● **TO DO**:
Don't copy the pictures; return every other part of the records exactly.

———

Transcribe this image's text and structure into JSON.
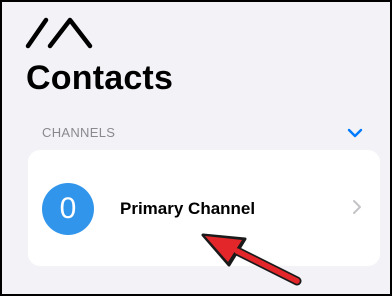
{
  "app": {
    "logo_icon": "meshtastic-logo-icon",
    "title": "Contacts"
  },
  "channels_section": {
    "header": "CHANNELS",
    "toggle_icon": "chevron-down-icon",
    "accent_color": "#007aff",
    "items": [
      {
        "index": "0",
        "name": "Primary Channel",
        "avatar_color": "#3195ec",
        "disclosure_icon": "chevron-right-icon"
      }
    ]
  },
  "annotation": {
    "icon": "red-arrow-annotation",
    "color": "#e3262a"
  }
}
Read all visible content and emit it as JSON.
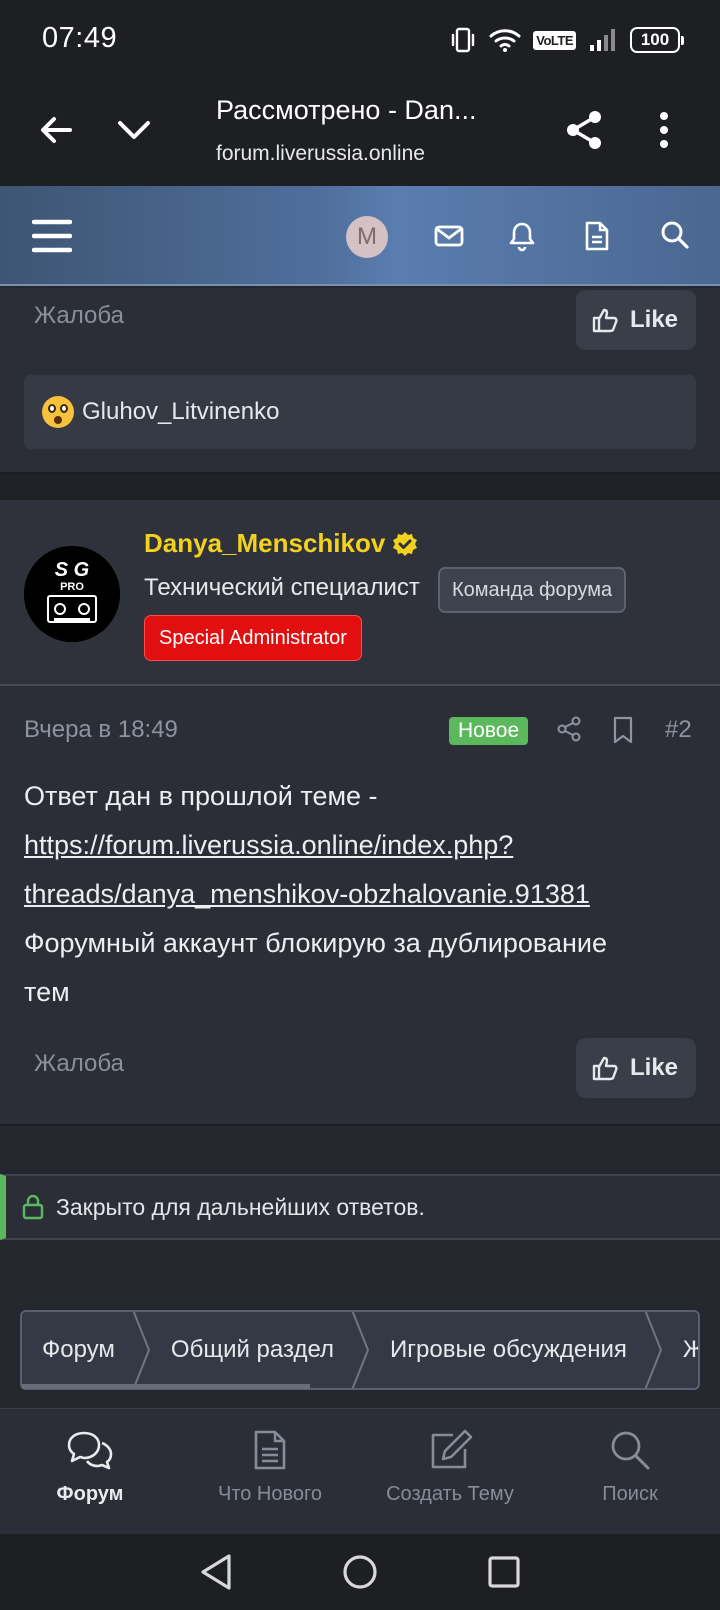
{
  "status_bar": {
    "time": "07:49",
    "volte": "VoLTE",
    "battery": "100"
  },
  "browser": {
    "title": "Рассмотрено - Dan...",
    "url": "forum.liverussia.online"
  },
  "forum_header": {
    "avatar_letter": "M"
  },
  "prev_post": {
    "report_label": "Жалоба",
    "like_label": "Like",
    "reaction_user": "Gluhov_Litvinenko"
  },
  "post": {
    "username": "Danya_Menschikov",
    "user_title": "Технический специалист",
    "team_badge": "Команда форума",
    "role_badge": "Special Administrator",
    "date": "Вчера в 18:49",
    "new_badge": "Новое",
    "number": "#2",
    "body_line1": "Ответ дан в прошлой теме -",
    "link_line1": "https://forum.liverussia.online/index.php?",
    "link_line2": "threads/danya_menshikov-obzhalovanie.91381",
    "body_line3": "Форумный аккаунт блокирую за дублирование",
    "body_line4": "тем",
    "report_label": "Жалоба",
    "like_label": "Like"
  },
  "locked_notice": "Закрыто для дальнейших ответов.",
  "breadcrumb": [
    {
      "label": "Форум"
    },
    {
      "label": "Общий раздел"
    },
    {
      "label": "Игровые обсуждения"
    },
    {
      "label": "Жа"
    }
  ],
  "bottom_nav": {
    "forum": "Форум",
    "whats_new": "Что Нового",
    "create_thread": "Создать Тему",
    "search": "Поиск"
  },
  "colors": {
    "username": "#f2d21f",
    "new_badge": "#5cb85c",
    "admin_badge": "#e10f0f"
  }
}
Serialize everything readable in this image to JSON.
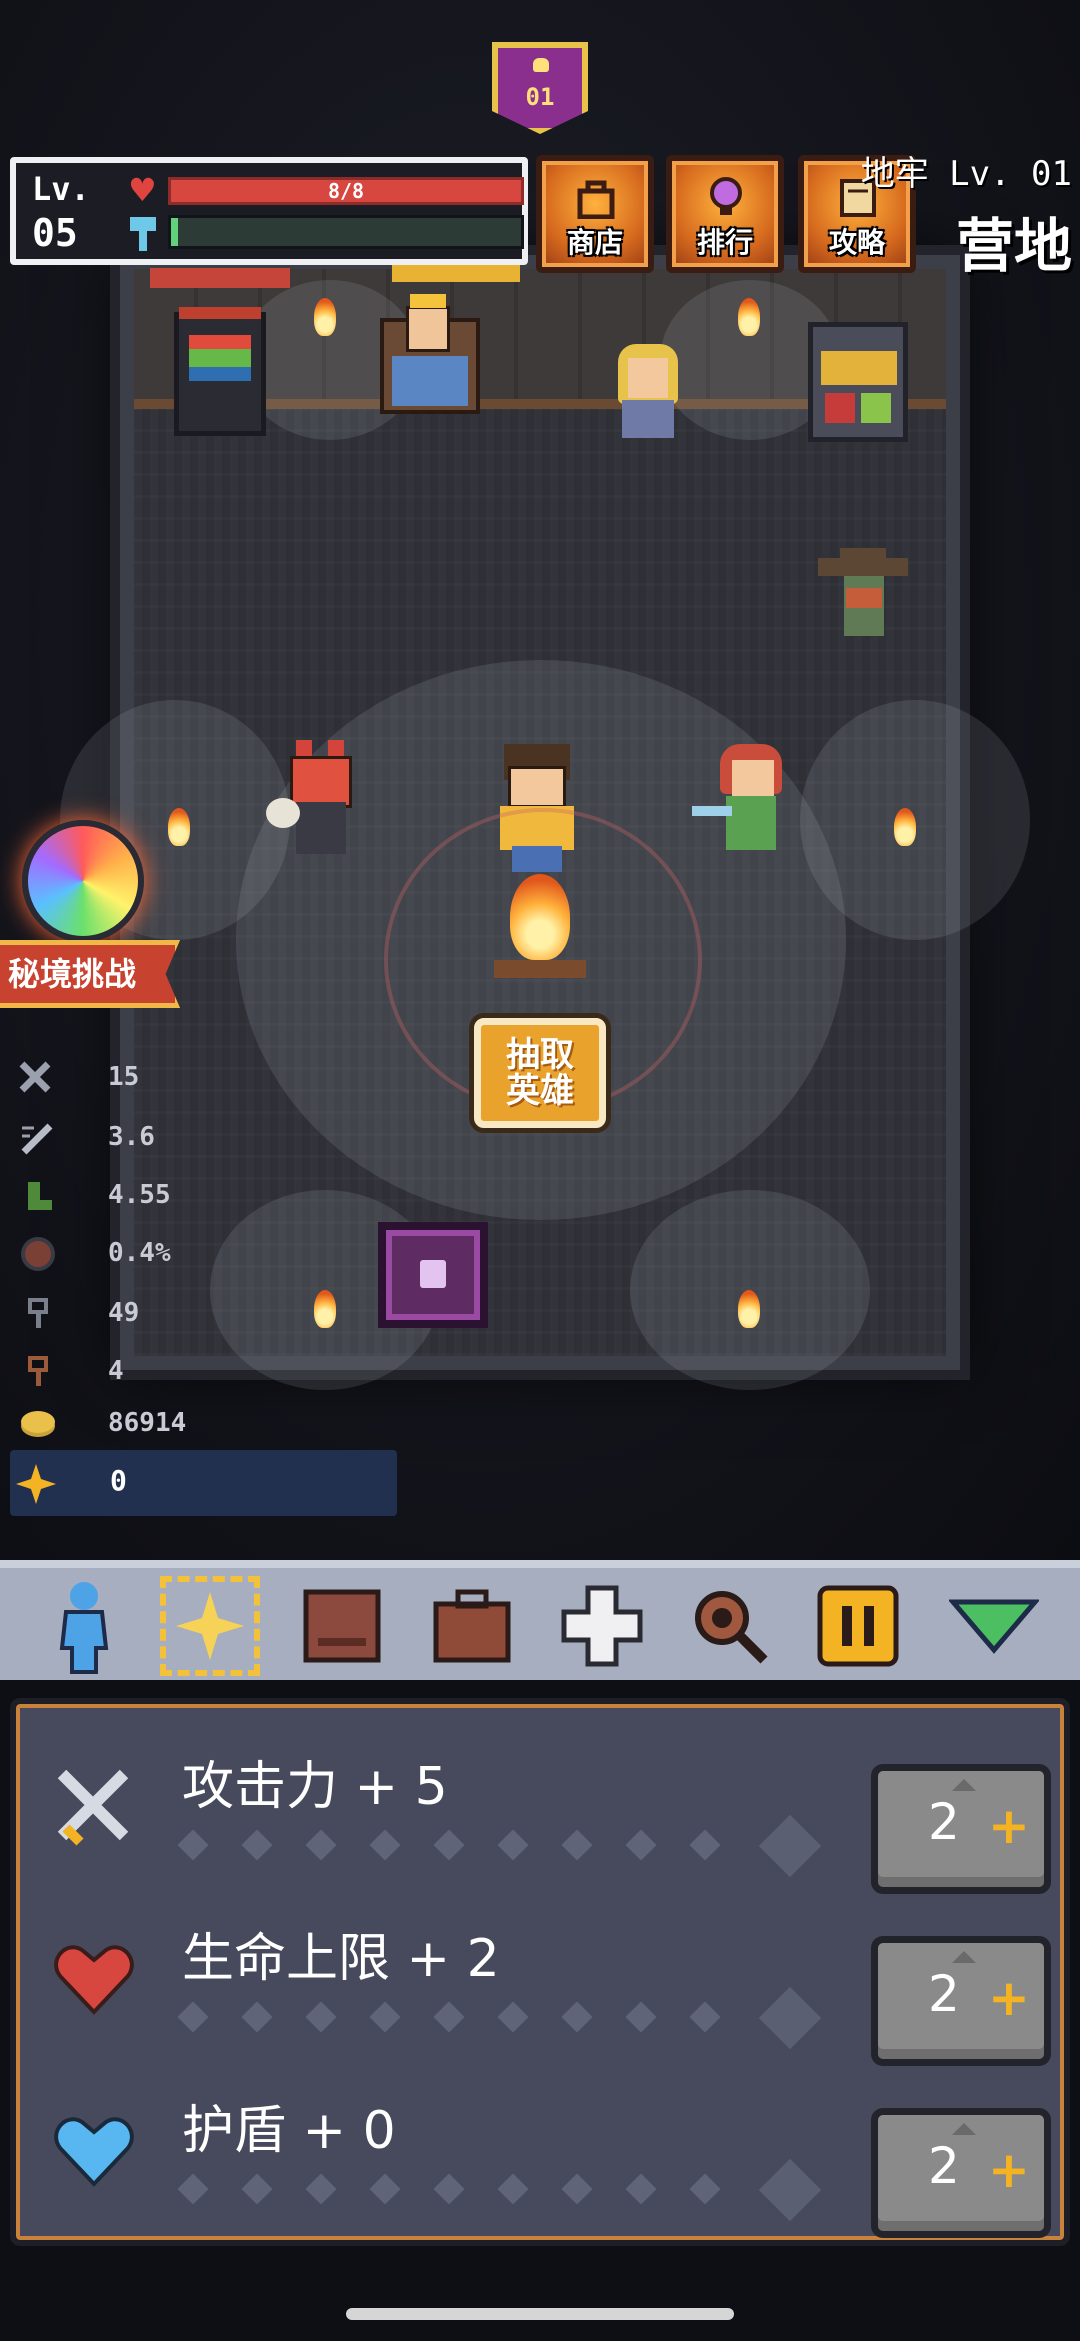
{
  "dungeon": {
    "floor_label": "地牢 Lv. 01",
    "location": "营地",
    "badge_text": "01"
  },
  "player": {
    "level_label": "Lv.",
    "level": "05",
    "hp_text": "8/8",
    "xp_fraction": 0.02
  },
  "top_buttons": [
    {
      "label": "商店",
      "icon": "bag-icon"
    },
    {
      "label": "排行",
      "icon": "trophy-icon"
    },
    {
      "label": "攻略",
      "icon": "scroll-icon"
    }
  ],
  "secret_challenge": "秘境挑战",
  "draw_hero": "抽取英雄",
  "stats": [
    {
      "icon": "sword-icon",
      "value": "15"
    },
    {
      "icon": "sword-speed-icon",
      "value": "3.6"
    },
    {
      "icon": "boot-icon",
      "value": "4.55"
    },
    {
      "icon": "crit-shield-icon",
      "value": "0.4%"
    },
    {
      "icon": "key-icon",
      "value": "49"
    },
    {
      "icon": "key-copper-icon",
      "value": "4"
    },
    {
      "icon": "gold-coin-icon",
      "value": "86914"
    }
  ],
  "currency": {
    "icon": "star-gem-icon",
    "value": "0"
  },
  "toolbar": [
    {
      "name": "hero-tool",
      "icon": "hero-silhouette-icon"
    },
    {
      "name": "talent-tool",
      "icon": "sparkle-icon"
    },
    {
      "name": "book-tool",
      "icon": "book-icon"
    },
    {
      "name": "bag-tool",
      "icon": "briefcase-icon"
    },
    {
      "name": "health-tool",
      "icon": "cross-icon"
    },
    {
      "name": "search-tool",
      "icon": "magnifier-icon"
    },
    {
      "name": "pause-tool",
      "icon": "pause-icon"
    },
    {
      "name": "collapse-tool",
      "icon": "triangle-down-icon"
    }
  ],
  "upgrades": [
    {
      "label": "攻击力 + 5",
      "icon": "sword-icon",
      "cost": "2",
      "progress": 0
    },
    {
      "label": "生命上限 + 2",
      "icon": "heart-icon",
      "cost": "2",
      "progress": 0
    },
    {
      "label": "护盾 + 0",
      "icon": "blue-heart-icon",
      "cost": "2",
      "progress": 0
    }
  ],
  "colors": {
    "hp": "#d8473f",
    "xp": "#61d17b",
    "accent": "#f3b323",
    "panel": "#464a5c"
  }
}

———

● **EXERCISE ANSWER**:
Transcribe this image's text and structure into JSON.
{
  "app": {
    "logo_icon": "meshtastic-logo-icon",
    "title": "Contacts"
  },
  "channels_section": {
    "header": "CHANNELS",
    "toggle_icon": "chevron-down-icon",
    "accent_color": "#007aff",
    "items": [
      {
        "index": "0",
        "name": "Primary Channel",
        "avatar_color": "#3195ec",
        "disclosure_icon": "chevron-right-icon"
      }
    ]
  },
  "annotation": {
    "icon": "red-arrow-annotation",
    "color": "#e3262a"
  }
}
Read all visible content and emit it as JSON.
{
  "status_bar": {
    "time": "07:49",
    "volte": "VoLTE",
    "battery": "100"
  },
  "browser": {
    "title": "Рассмотрено - Dan...",
    "url": "forum.liverussia.online"
  },
  "forum_header": {
    "avatar_letter": "M"
  },
  "prev_post": {
    "report_label": "Жалоба",
    "like_label": "Like",
    "reaction_user": "Gluhov_Litvinenko"
  },
  "post": {
    "username": "Danya_Menschikov",
    "user_title": "Технический специалист",
    "team_badge": "Команда форума",
    "role_badge": "Special Administrator",
    "date": "Вчера в 18:49",
    "new_badge": "Новое",
    "number": "#2",
    "body_line1": "Ответ дан в прошлой теме -",
    "link_line1": "https://forum.liverussia.online/index.php?",
    "link_line2": "threads/danya_menshikov-obzhalovanie.91381",
    "body_line3": "Форумный аккаунт блокирую за дублирование",
    "body_line4": "тем",
    "report_label": "Жалоба",
    "like_label": "Like"
  },
  "locked_notice": "Закрыто для дальнейших ответов.",
  "breadcrumb": [
    {
      "label": "Форум"
    },
    {
      "label": "Общий раздел"
    },
    {
      "label": "Игровые обсуждения"
    },
    {
      "label": "Жа"
    }
  ],
  "bottom_nav": {
    "forum": "Форум",
    "whats_new": "Что Нового",
    "create_thread": "Создать Тему",
    "search": "Поиск"
  },
  "colors": {
    "username": "#f2d21f",
    "new_badge": "#5cb85c",
    "admin_badge": "#e10f0f"
  }
}
Serialize everything readable in this image to JSON.
{
  "dungeon": {
    "floor_label": "地牢 Lv. 01",
    "location": "营地",
    "badge_text": "01"
  },
  "player": {
    "level_label": "Lv.",
    "level": "05",
    "hp_text": "8/8",
    "xp_fraction": 0.02
  },
  "top_buttons": [
    {
      "label": "商店",
      "icon": "bag-icon"
    },
    {
      "label": "排行",
      "icon": "trophy-icon"
    },
    {
      "label": "攻略",
      "icon": "scroll-icon"
    }
  ],
  "secret_challenge": "秘境挑战",
  "draw_hero": "抽取英雄",
  "stats": [
    {
      "icon": "sword-icon",
      "value": "15"
    },
    {
      "icon": "sword-speed-icon",
      "value": "3.6"
    },
    {
      "icon": "boot-icon",
      "value": "4.55"
    },
    {
      "icon": "crit-shield-icon",
      "value": "0.4%"
    },
    {
      "icon": "key-icon",
      "value": "49"
    },
    {
      "icon": "key-copper-icon",
      "value": "4"
    },
    {
      "icon": "gold-coin-icon",
      "value": "86914"
    }
  ],
  "currency": {
    "icon": "star-gem-icon",
    "value": "0"
  },
  "toolbar": [
    {
      "name": "hero-tool",
      "icon": "hero-silhouette-icon"
    },
    {
      "name": "talent-tool",
      "icon": "sparkle-icon"
    },
    {
      "name": "book-tool",
      "icon": "book-icon"
    },
    {
      "name": "bag-tool",
      "icon": "briefcase-icon"
    },
    {
      "name": "health-tool",
      "icon": "cross-icon"
    },
    {
      "name": "search-tool",
      "icon": "magnifier-icon"
    },
    {
      "name": "pause-tool",
      "icon": "pause-icon"
    },
    {
      "name": "collapse-tool",
      "icon": "triangle-down-icon"
    }
  ],
  "upgrades": [
    {
      "label": "攻击力 + 5",
      "icon": "sword-icon",
      "cost": "2",
      "progress": 0
    },
    {
      "label": "生命上限 + 2",
      "icon": "heart-icon",
      "cost": "2",
      "progress": 0
    },
    {
      "label": "护盾 + 0",
      "icon": "blue-heart-icon",
      "cost": "2",
      "progress": 0
    }
  ],
  "colors": {
    "hp": "#d8473f",
    "xp": "#61d17b",
    "accent": "#f3b323",
    "panel": "#464a5c"
  }
}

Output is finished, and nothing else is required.